> Written problem: Write out the listing below in full and exactly, leaving out every picture.

A block of data:

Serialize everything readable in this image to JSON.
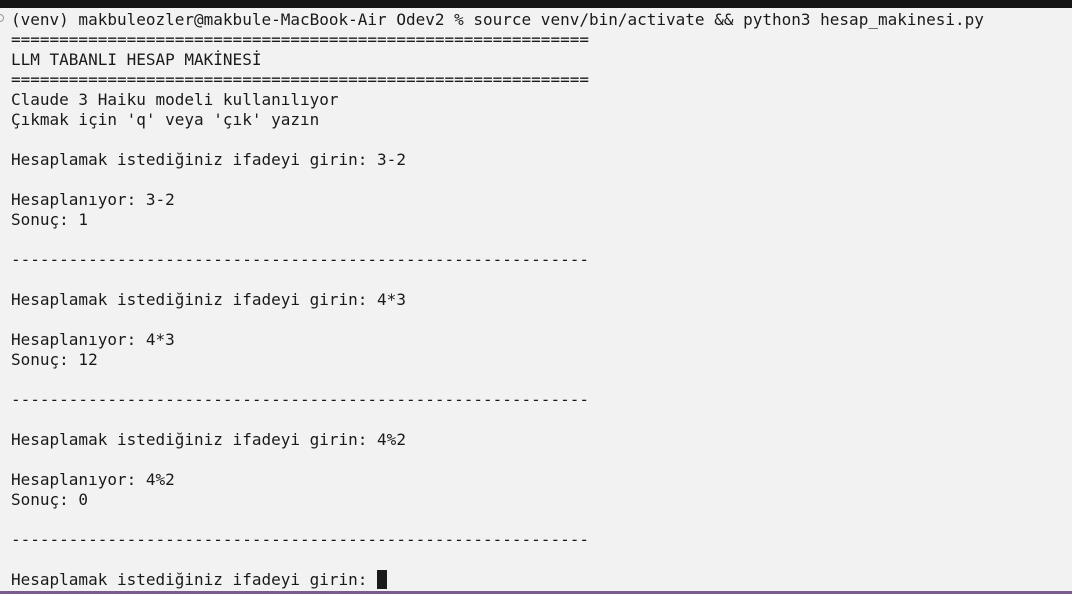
{
  "terminal": {
    "command_line": "(venv) makbuleozler@makbule-MacBook-Air Odev2 % source venv/bin/activate && python3 hesap_makinesi.py",
    "separator_double": "============================================================",
    "title": "LLM TABANLI HESAP MAKİNESİ",
    "model_info": "Claude 3 Haiku modeli kullanılıyor",
    "exit_hint": "Çıkmak için 'q' veya 'çık' yazın",
    "separator_dash": "------------------------------------------------------------",
    "interactions": [
      {
        "prompt": "Hesaplamak istediğiniz ifadeyi girin: 3-2",
        "computing": "Hesaplanıyor: 3-2",
        "result": "Sonuç: 1"
      },
      {
        "prompt": "Hesaplamak istediğiniz ifadeyi girin: 4*3",
        "computing": "Hesaplanıyor: 4*3",
        "result": "Sonuç: 12"
      },
      {
        "prompt": "Hesaplamak istediğiniz ifadeyi girin: 4%2",
        "computing": "Hesaplanıyor: 4%2",
        "result": "Sonuç: 0"
      }
    ],
    "current_prompt": "Hesaplamak istediğiniz ifadeyi girin: "
  }
}
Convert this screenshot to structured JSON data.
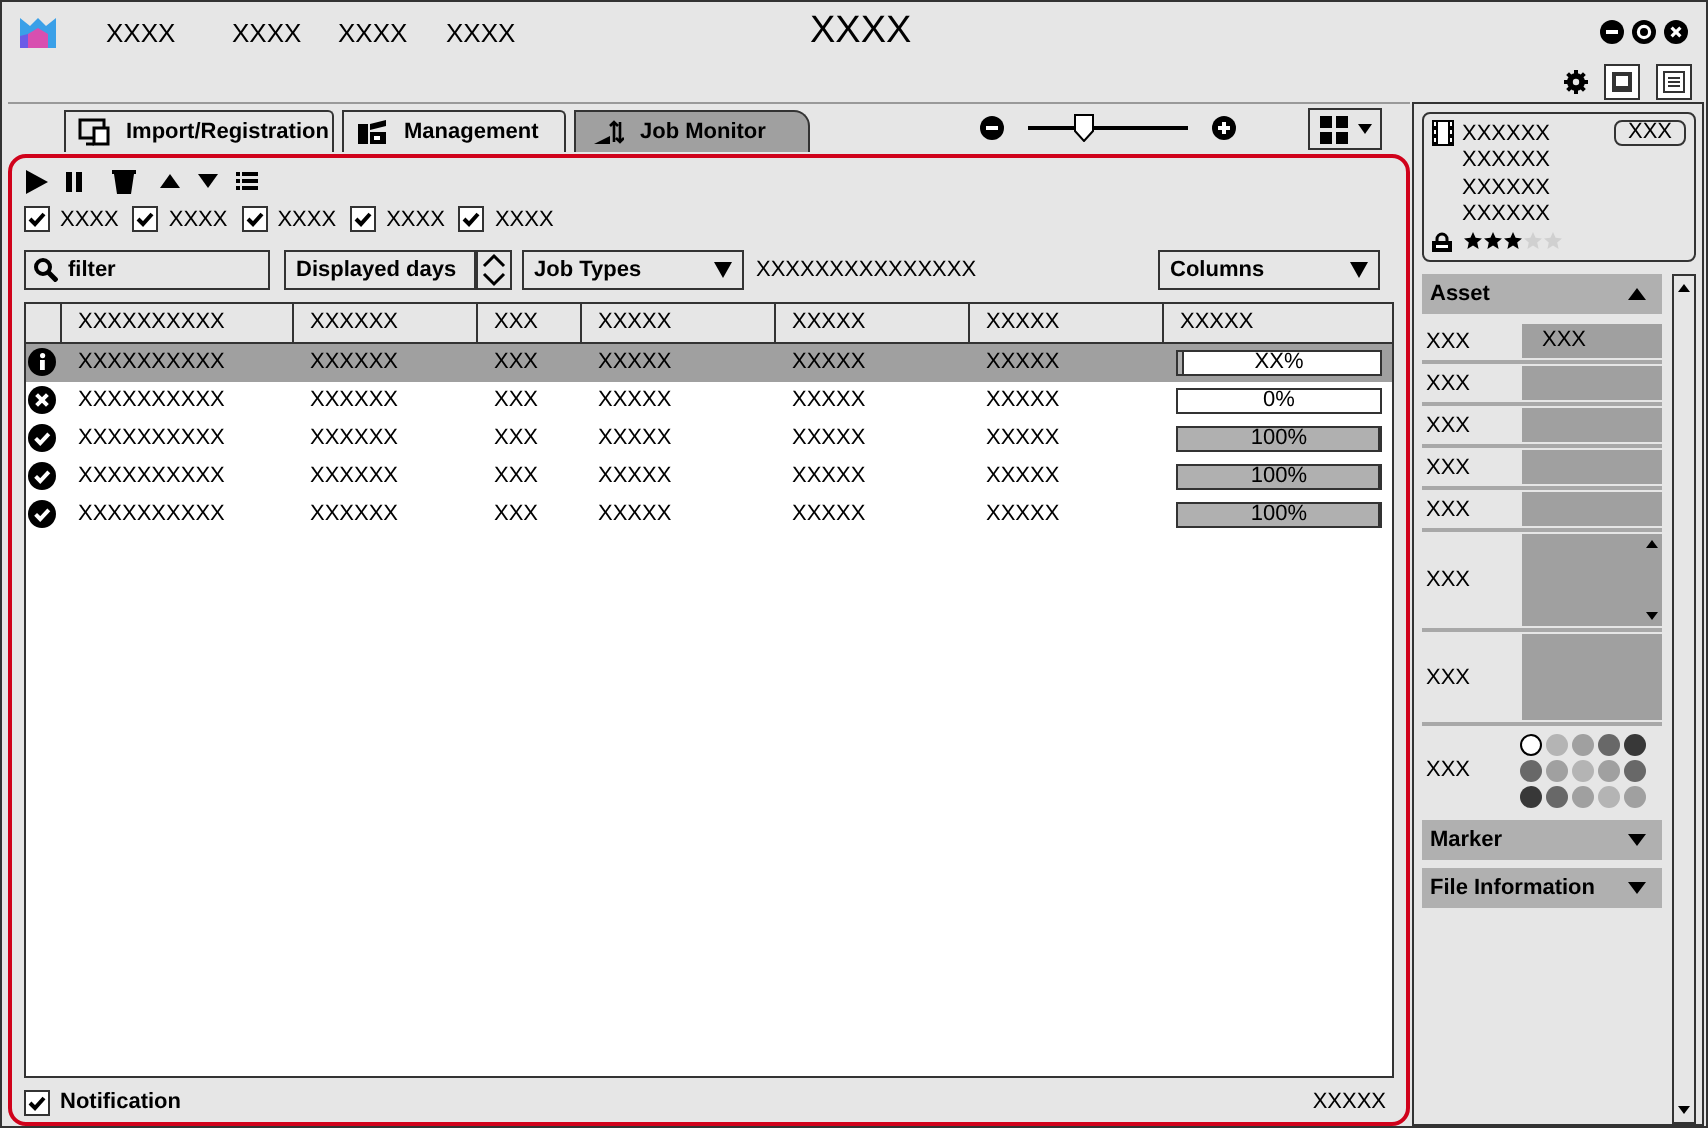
{
  "app": {
    "menu": [
      "XXXX",
      "XXXX",
      "XXXX",
      "XXXX"
    ],
    "title": "XXXX"
  },
  "tabs": [
    {
      "label": "Import/Registration",
      "selected": false
    },
    {
      "label": "Management",
      "selected": false
    },
    {
      "label": "Job Monitor",
      "selected": true
    }
  ],
  "zoom": {
    "level": 0.35
  },
  "job_monitor": {
    "filters": [
      {
        "label": "XXXX",
        "checked": true
      },
      {
        "label": "XXXX",
        "checked": true
      },
      {
        "label": "XXXX",
        "checked": true
      },
      {
        "label": "XXXX",
        "checked": true
      },
      {
        "label": "XXXX",
        "checked": true
      }
    ],
    "search": {
      "placeholder": "filter"
    },
    "days": {
      "value": "Displayed days"
    },
    "job_types": {
      "value": "Job Types"
    },
    "summary": "XXXXXXXXXXXXXXX",
    "columns_button": "Columns",
    "table": {
      "columns": [
        "XXXXXXXXXX",
        "XXXXXX",
        "XXX",
        "XXXXX",
        "XXXXX",
        "XXXXX",
        "XXXXX"
      ],
      "rows": [
        {
          "kind": "info",
          "selected": true,
          "cells": [
            "XXXXXXXXXX",
            "XXXXXX",
            "XXX",
            "XXXXX",
            "XXXXX",
            "XXXXX"
          ],
          "progress": {
            "level": 0.03,
            "label": "XX%"
          }
        },
        {
          "kind": "error",
          "selected": false,
          "cells": [
            "XXXXXXXXXX",
            "XXXXXX",
            "XXX",
            "XXXXX",
            "XXXXX",
            "XXXXX"
          ],
          "progress": {
            "level": 0,
            "label": "0%"
          }
        },
        {
          "kind": "done",
          "selected": false,
          "cells": [
            "XXXXXXXXXX",
            "XXXXXX",
            "XXX",
            "XXXXX",
            "XXXXX",
            "XXXXX"
          ],
          "progress": {
            "level": 1,
            "label": "100%"
          }
        },
        {
          "kind": "done",
          "selected": false,
          "cells": [
            "XXXXXXXXXX",
            "XXXXXX",
            "XXX",
            "XXXXX",
            "XXXXX",
            "XXXXX"
          ],
          "progress": {
            "level": 1,
            "label": "100%"
          }
        },
        {
          "kind": "done",
          "selected": false,
          "cells": [
            "XXXXXXXXXX",
            "XXXXXX",
            "XXX",
            "XXXXX",
            "XXXXX",
            "XXXXX"
          ],
          "progress": {
            "level": 1,
            "label": "100%"
          }
        }
      ]
    },
    "notification": {
      "label": "Notification",
      "checked": true
    },
    "status": "XXXXX"
  },
  "sidebar": {
    "clip": {
      "lines": [
        "XXXXXX",
        "XXXXXX",
        "XXXXXX",
        "XXXXXX"
      ],
      "badge": "XXX",
      "stars": 3
    },
    "sections": [
      {
        "title": "Asset",
        "expanded": true,
        "fields": [
          {
            "kind": "text",
            "label": "XXX",
            "value": "XXX"
          },
          {
            "kind": "text",
            "label": "XXX"
          },
          {
            "kind": "text",
            "label": "XXX"
          },
          {
            "kind": "text",
            "label": "XXX"
          },
          {
            "kind": "text",
            "label": "XXX"
          },
          {
            "kind": "list",
            "label": "XXX"
          },
          {
            "kind": "box",
            "label": "XXX"
          },
          {
            "kind": "colors",
            "label": "XXX",
            "colors": [
              {
                "color": "#ffffff",
                "selected": true
              },
              {
                "color": "#b4b4b4",
                "selected": false
              },
              {
                "color": "#a0a0a0",
                "selected": false
              },
              {
                "color": "#686868",
                "selected": false
              },
              {
                "color": "#383838",
                "selected": false
              },
              {
                "color": "#686868",
                "selected": false
              },
              {
                "color": "#a0a0a0",
                "selected": false
              },
              {
                "color": "#b4b4b4",
                "selected": false
              },
              {
                "color": "#a0a0a0",
                "selected": false
              },
              {
                "color": "#686868",
                "selected": false
              },
              {
                "color": "#383838",
                "selected": false
              },
              {
                "color": "#686868",
                "selected": false
              },
              {
                "color": "#a0a0a0",
                "selected": false
              },
              {
                "color": "#b4b4b4",
                "selected": false
              },
              {
                "color": "#a0a0a0",
                "selected": false
              }
            ]
          }
        ]
      },
      {
        "title": "Marker",
        "expanded": false
      },
      {
        "title": "File Information",
        "expanded": false
      }
    ]
  }
}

> Solution to this problem:
Serialize everything readable in this image to JSON.
{
  "terminal": {
    "command_line": "(venv) makbuleozler@makbule-MacBook-Air Odev2 % source venv/bin/activate && python3 hesap_makinesi.py",
    "separator_double": "============================================================",
    "title": "LLM TABANLI HESAP MAKİNESİ",
    "model_info": "Claude 3 Haiku modeli kullanılıyor",
    "exit_hint": "Çıkmak için 'q' veya 'çık' yazın",
    "separator_dash": "------------------------------------------------------------",
    "interactions": [
      {
        "prompt": "Hesaplamak istediğiniz ifadeyi girin: 3-2",
        "computing": "Hesaplanıyor: 3-2",
        "result": "Sonuç: 1"
      },
      {
        "prompt": "Hesaplamak istediğiniz ifadeyi girin: 4*3",
        "computing": "Hesaplanıyor: 4*3",
        "result": "Sonuç: 12"
      },
      {
        "prompt": "Hesaplamak istediğiniz ifadeyi girin: 4%2",
        "computing": "Hesaplanıyor: 4%2",
        "result": "Sonuç: 0"
      }
    ],
    "current_prompt": "Hesaplamak istediğiniz ifadeyi girin: "
  }
}
Convert this screenshot to structured JSON data.
{
  "app": {
    "menu": [
      "XXXX",
      "XXXX",
      "XXXX",
      "XXXX"
    ],
    "title": "XXXX"
  },
  "tabs": [
    {
      "label": "Import/Registration",
      "selected": false
    },
    {
      "label": "Management",
      "selected": false
    },
    {
      "label": "Job Monitor",
      "selected": true
    }
  ],
  "zoom": {
    "level": 0.35
  },
  "job_monitor": {
    "filters": [
      {
        "label": "XXXX",
        "checked": true
      },
      {
        "label": "XXXX",
        "checked": true
      },
      {
        "label": "XXXX",
        "checked": true
      },
      {
        "label": "XXXX",
        "checked": true
      },
      {
        "label": "XXXX",
        "checked": true
      }
    ],
    "search": {
      "placeholder": "filter"
    },
    "days": {
      "value": "Displayed days"
    },
    "job_types": {
      "value": "Job Types"
    },
    "summary": "XXXXXXXXXXXXXXX",
    "columns_button": "Columns",
    "table": {
      "columns": [
        "XXXXXXXXXX",
        "XXXXXX",
        "XXX",
        "XXXXX",
        "XXXXX",
        "XXXXX",
        "XXXXX"
      ],
      "rows": [
        {
          "kind": "info",
          "selected": true,
          "cells": [
            "XXXXXXXXXX",
            "XXXXXX",
            "XXX",
            "XXXXX",
            "XXXXX",
            "XXXXX"
          ],
          "progress": {
            "level": 0.03,
            "label": "XX%"
          }
        },
        {
          "kind": "error",
          "selected": false,
          "cells": [
            "XXXXXXXXXX",
            "XXXXXX",
            "XXX",
            "XXXXX",
            "XXXXX",
            "XXXXX"
          ],
          "progress": {
            "level": 0,
            "label": "0%"
          }
        },
        {
          "kind": "done",
          "selected": false,
          "cells": [
            "XXXXXXXXXX",
            "XXXXXX",
            "XXX",
            "XXXXX",
            "XXXXX",
            "XXXXX"
          ],
          "progress": {
            "level": 1,
            "label": "100%"
          }
        },
        {
          "kind": "done",
          "selected": false,
          "cells": [
            "XXXXXXXXXX",
            "XXXXXX",
            "XXX",
            "XXXXX",
            "XXXXX",
            "XXXXX"
          ],
          "progress": {
            "level": 1,
            "label": "100%"
          }
        },
        {
          "kind": "done",
          "selected": false,
          "cells": [
            "XXXXXXXXXX",
            "XXXXXX",
            "XXX",
            "XXXXX",
            "XXXXX",
            "XXXXX"
          ],
          "progress": {
            "level": 1,
            "label": "100%"
          }
        }
      ]
    },
    "notification": {
      "label": "Notification",
      "checked": true
    },
    "status": "XXXXX"
  },
  "sidebar": {
    "clip": {
      "lines": [
        "XXXXXX",
        "XXXXXX",
        "XXXXXX",
        "XXXXXX"
      ],
      "badge": "XXX",
      "stars": 3
    },
    "sections": [
      {
        "title": "Asset",
        "expanded": true,
        "fields": [
          {
            "kind": "text",
            "label": "XXX",
            "value": "XXX"
          },
          {
            "kind": "text",
            "label": "XXX"
          },
          {
            "kind": "text",
            "label": "XXX"
          },
          {
            "kind": "text",
            "label": "XXX"
          },
          {
            "kind": "text",
            "label": "XXX"
          },
          {
            "kind": "list",
            "label": "XXX"
          },
          {
            "kind": "box",
            "label": "XXX"
          },
          {
            "kind": "colors",
            "label": "XXX",
            "colors": [
              {
                "color": "#ffffff",
                "selected": true
              },
              {
                "color": "#b4b4b4",
                "selected": false
              },
              {
                "color": "#a0a0a0",
                "selected": false
              },
              {
                "color": "#686868",
                "selected": false
              },
              {
                "color": "#383838",
                "selected": false
              },
              {
                "color": "#686868",
                "selected": false
              },
              {
                "color": "#a0a0a0",
                "selected": false
              },
              {
                "color": "#b4b4b4",
                "selected": false
              },
              {
                "color": "#a0a0a0",
                "selected": false
              },
              {
                "color": "#686868",
                "selected": false
              },
              {
                "color": "#383838",
                "selected": false
              },
              {
                "color": "#686868",
                "selected": false
              },
              {
                "color": "#a0a0a0",
                "selected": false
              },
              {
                "color": "#b4b4b4",
                "selected": false
              },
              {
                "color": "#a0a0a0",
                "selected": false
              }
            ]
          }
        ]
      },
      {
        "title": "Marker",
        "expanded": false
      },
      {
        "title": "File Information",
        "expanded": false
      }
    ]
  }
}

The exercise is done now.